* **Recorded data**
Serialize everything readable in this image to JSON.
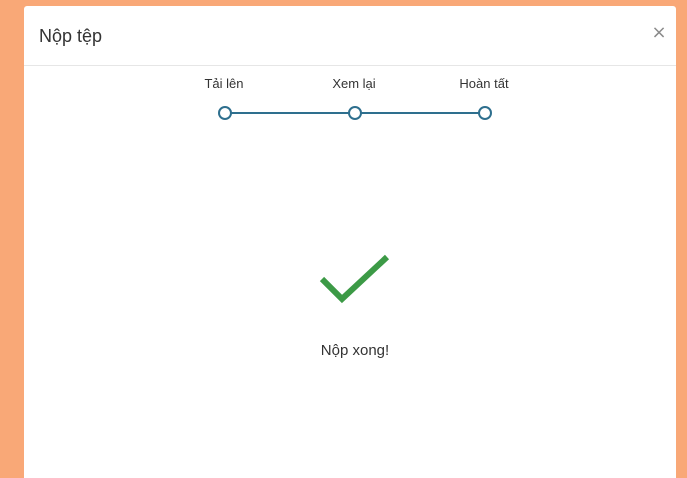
{
  "dialog": {
    "title": "Nộp tệp",
    "close_label": "×"
  },
  "stepper": {
    "steps": [
      {
        "label": "Tải lên"
      },
      {
        "label": "Xem lại"
      },
      {
        "label": "Hoàn tất"
      }
    ],
    "active_color": "#2e6f8e"
  },
  "result": {
    "icon": "checkmark-icon",
    "icon_color": "#3c9a46",
    "message": "Nộp xong!"
  },
  "colors": {
    "page_background": "#f9a877",
    "dialog_background": "#ffffff"
  }
}
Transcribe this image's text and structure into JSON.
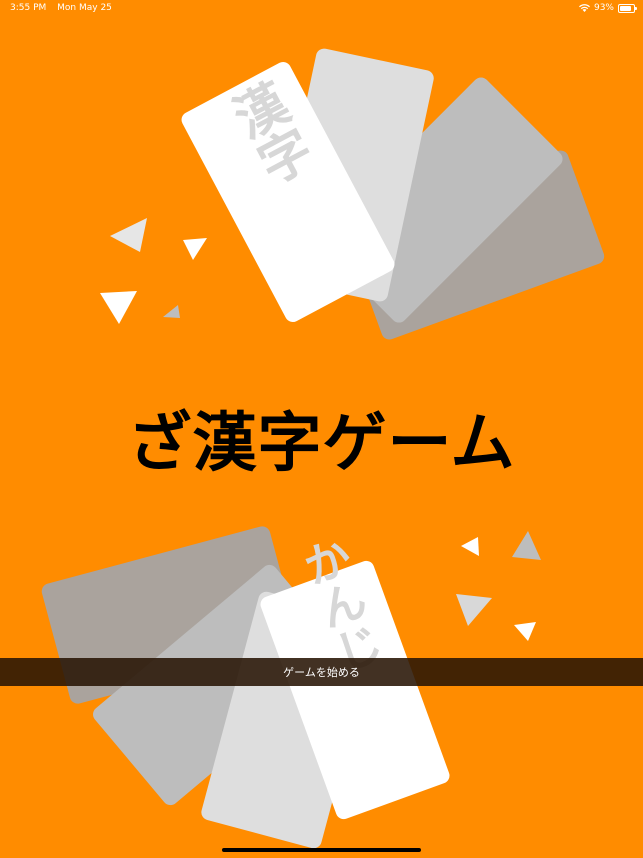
{
  "status_bar": {
    "time": "3:55 PM",
    "date": "Mon May 25",
    "battery": "93%",
    "icons": [
      "wifi-icon",
      "battery-icon"
    ]
  },
  "top_card": {
    "text": "漢字"
  },
  "bottom_card": {
    "text": "かんじ"
  },
  "title": "ざ漢字ゲーム",
  "start_button": {
    "label": "ゲームを始める"
  },
  "colors": {
    "background": "#FF8C00",
    "title": "#000000",
    "banner": "#281405"
  }
}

* **Your task**
Copy nothing outside the span: please output the lines from the one with "Transcribe this image's" through the end of the entries above, and skip the pictures.

* **Correct output**
Transcribe this image's text and structure into JSON.
{
  "status_bar": {
    "time": "3:55 PM",
    "date": "Mon May 25",
    "battery": "93%",
    "icons": [
      "wifi-icon",
      "battery-icon"
    ]
  },
  "top_card": {
    "text": "漢字"
  },
  "bottom_card": {
    "text": "かんじ"
  },
  "title": "ざ漢字ゲーム",
  "start_button": {
    "label": "ゲームを始める"
  },
  "colors": {
    "background": "#FF8C00",
    "title": "#000000",
    "banner": "#281405"
  }
}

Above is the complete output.